INSTRUCTIONS FOR THE TASK> All of the material below is to be restated word for word, apart from the pictures.

SUPPLIED MATERIAL>
[Start]
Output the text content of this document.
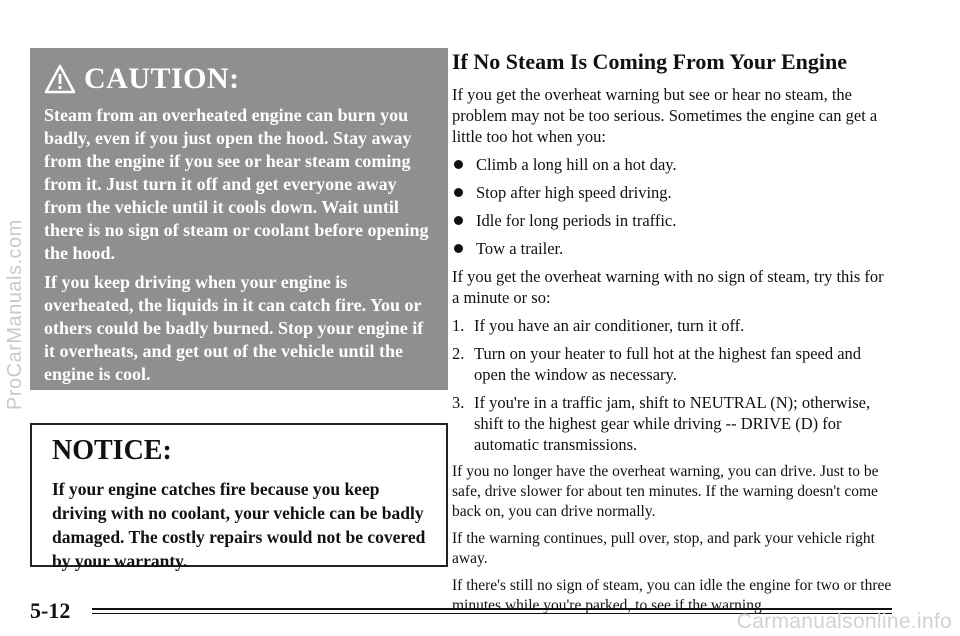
ProCarManuals.com
CAUTION:

Steam from an overheated engine can burn you badly, even if you just open the hood. Stay away from the engine if you see or hear steam coming from it. Just turn it off and get everyone away from the vehicle until it cools down. Wait until there is no sign of steam or coolant before opening the hood.

If you keep driving when your engine is overheated, the liquids in it can catch fire. You or others could be badly burned. Stop your engine if it overheats, and get out of the vehicle until the engine is cool.

NOTICE:

If your engine catches fire because you keep driving with no coolant, your vehicle can be badly damaged. The costly repairs would not be covered by your warranty.

If No Steam Is Coming From Your Engine

If you get the overheat warning but see or hear no steam, the problem may not be too serious. Sometimes the engine can get a little too hot when you:

Climb a long hill on a hot day.
Stop after high speed driving.
Idle for long periods in traffic.
Tow a trailer.

If you get the overheat warning with no sign of steam, try this for a minute or so:

1. If you have an air conditioner, turn it off.
2. Turn on your heater to full hot at the highest fan speed and open the window as necessary.
3. If you're in a traffic jam, shift to NEUTRAL (N); otherwise, shift to the highest gear while driving -- DRIVE (D) for automatic transmissions.

If you no longer have the overheat warning, you can drive. Just to be safe, drive slower for about ten minutes. If the warning doesn't come back on, you can drive normally.

If the warning continues, pull over, stop, and park your vehicle right away.

If there's still no sign of steam, you can idle the engine for two or three minutes while you're parked, to see if the warning

5-12	Carmanualsonline.info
[End]
THE COMPLETED TASK>
Output the text content of this document.
ProCarManuals.com
CAUTION:

Steam from an overheated engine can burn you badly, even if you just open the hood. Stay away from the engine if you see or hear steam coming from it. Just turn it off and get everyone away from the vehicle until it cools down. Wait until there is no sign of steam or coolant before opening the hood.

If you keep driving when your engine is overheated, the liquids in it can catch fire. You or others could be badly burned. Stop your engine if it overheats, and get out of the vehicle until the engine is cool.

NOTICE:

If your engine catches fire because you keep driving with no coolant, your vehicle can be badly damaged. The costly repairs would not be covered by your warranty.

If No Steam Is Coming From Your Engine

If you get the overheat warning but see or hear no steam, the problem may not be too serious. Sometimes the engine can get a little too hot when you:

Climb a long hill on a hot day.
Stop after high speed driving.
Idle for long periods in traffic.
Tow a trailer.

If you get the overheat warning with no sign of steam, try this for a minute or so:

1. If you have an air conditioner, turn it off.
2. Turn on your heater to full hot at the highest fan speed and open the window as necessary.
3. If you're in a traffic jam, shift to NEUTRAL (N); otherwise, shift to the highest gear while driving -- DRIVE (D) for automatic transmissions.

If you no longer have the overheat warning, you can drive. Just to be safe, drive slower for about ten minutes. If the warning doesn't come back on, you can drive normally.

If the warning continues, pull over, stop, and park your vehicle right away.

If there's still no sign of steam, you can idle the engine for two or three minutes while you're parked, to see if the warning

5-12	Carmanualsonline.info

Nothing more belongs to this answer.